Request: Pick out the lines below that contain the string "object" and copy them all.

'''

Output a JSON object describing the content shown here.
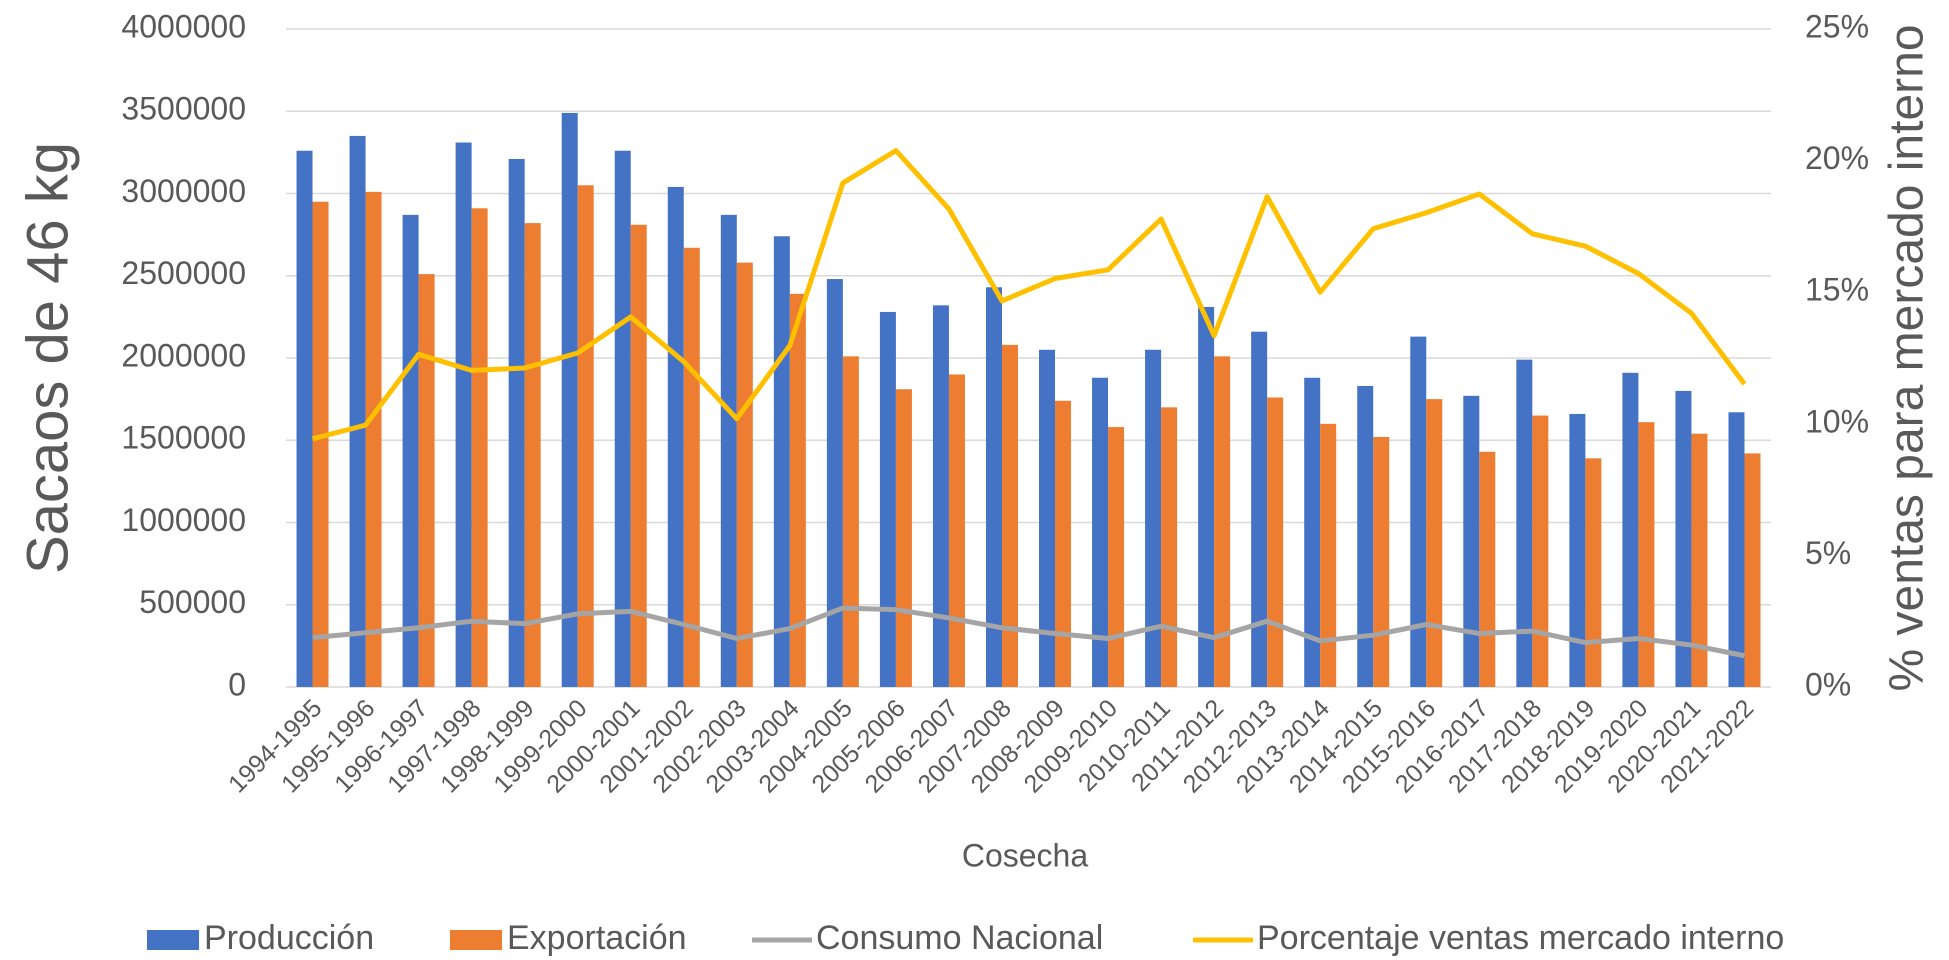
{
  "chart_data": {
    "type": "bar-line",
    "y_label": "Sacaos de 46 kg",
    "y2_label": "% ventas para mercado interno",
    "x_label": "Cosecha",
    "categories": [
      "1994-1995",
      "1995-1996",
      "1996-1997",
      "1997-1998",
      "1998-1999",
      "1999-2000",
      "2000-2001",
      "2001-2002",
      "2002-2003",
      "2003-2004",
      "2004-2005",
      "2005-2006",
      "2006-2007",
      "2007-2008",
      "2008-2009",
      "2009-2010",
      "2010-2011",
      "2011-2012",
      "2012-2013",
      "2013-2014",
      "2014-2015",
      "2015-2016",
      "2016-2017",
      "2017-2018",
      "2018-2019",
      "2019-2020",
      "2020-2021",
      "2021-2022"
    ],
    "series": [
      {
        "name": "Producción",
        "type": "bar",
        "color": "#4472c4",
        "values": [
          3260000,
          3350000,
          2870000,
          3310000,
          3210000,
          3490000,
          3260000,
          3040000,
          2870000,
          2740000,
          2480000,
          2280000,
          2320000,
          2430000,
          2050000,
          1880000,
          2050000,
          2310000,
          2160000,
          1880000,
          1830000,
          2130000,
          1770000,
          1990000,
          1660000,
          1910000,
          1800000,
          1670000
        ]
      },
      {
        "name": "Exportación",
        "type": "bar",
        "color": "#ed7d31",
        "values": [
          2950000,
          3010000,
          2510000,
          2910000,
          2820000,
          3050000,
          2810000,
          2670000,
          2580000,
          2390000,
          2010000,
          1810000,
          1900000,
          2080000,
          1740000,
          1580000,
          1700000,
          2010000,
          1760000,
          1600000,
          1520000,
          1750000,
          1430000,
          1650000,
          1390000,
          1610000,
          1540000,
          1420000
        ]
      },
      {
        "name": "Consumo Nacional",
        "type": "line",
        "color": "#a5a5a5",
        "values": [
          300000,
          330000,
          360000,
          400000,
          385000,
          445000,
          460000,
          380000,
          295000,
          355000,
          480000,
          470000,
          420000,
          360000,
          325000,
          295000,
          370000,
          300000,
          400000,
          280000,
          315000,
          380000,
          325000,
          340000,
          270000,
          295000,
          255000,
          190000
        ]
      },
      {
        "name": "Porcentaje ventas mercado interno",
        "type": "line",
        "axis": "y2",
        "color": "#ffc000",
        "values": [
          9.43,
          9.95,
          12.64,
          12.03,
          12.12,
          12.69,
          14.06,
          12.36,
          10.19,
          12.97,
          19.15,
          20.38,
          18.16,
          14.67,
          15.52,
          15.85,
          17.78,
          13.35,
          18.63,
          15.0,
          17.41,
          18.02,
          18.73,
          17.22,
          16.75,
          15.71,
          14.2,
          11.51
        ]
      }
    ],
    "ylim": [
      0,
      4000000
    ],
    "yticks": [
      0,
      500000,
      1000000,
      1500000,
      2000000,
      2500000,
      3000000,
      3500000,
      4000000
    ],
    "y2lim": [
      0,
      25
    ],
    "y2ticks": [
      {
        "value": 0,
        "label": "0%"
      },
      {
        "value": 5,
        "label": "5%"
      },
      {
        "value": 10,
        "label": "10%"
      },
      {
        "value": 15,
        "label": "15%"
      },
      {
        "value": 20,
        "label": "20%"
      },
      {
        "value": 25,
        "label": "25%"
      }
    ],
    "grid": true,
    "legend": "bottom"
  }
}
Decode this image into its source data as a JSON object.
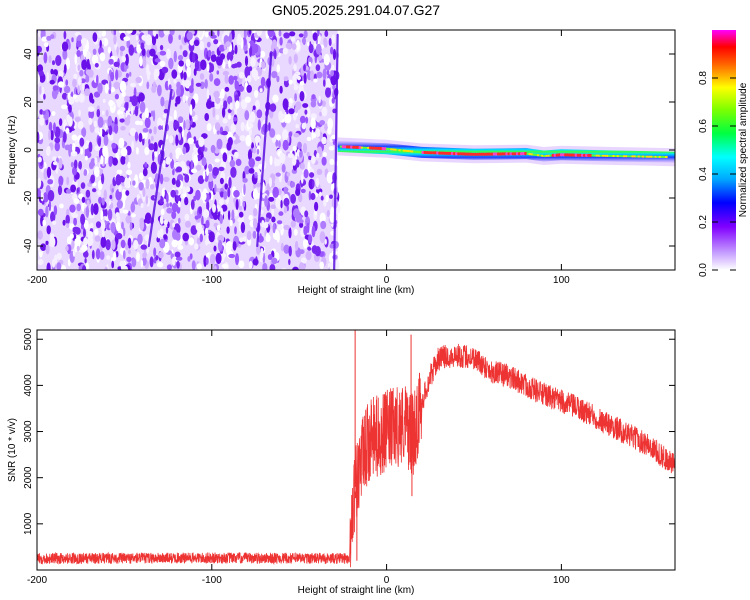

'''

Answer to this problem:
Output a JSON object describing the content shown here.
Decode this image into its source data as a JSON object.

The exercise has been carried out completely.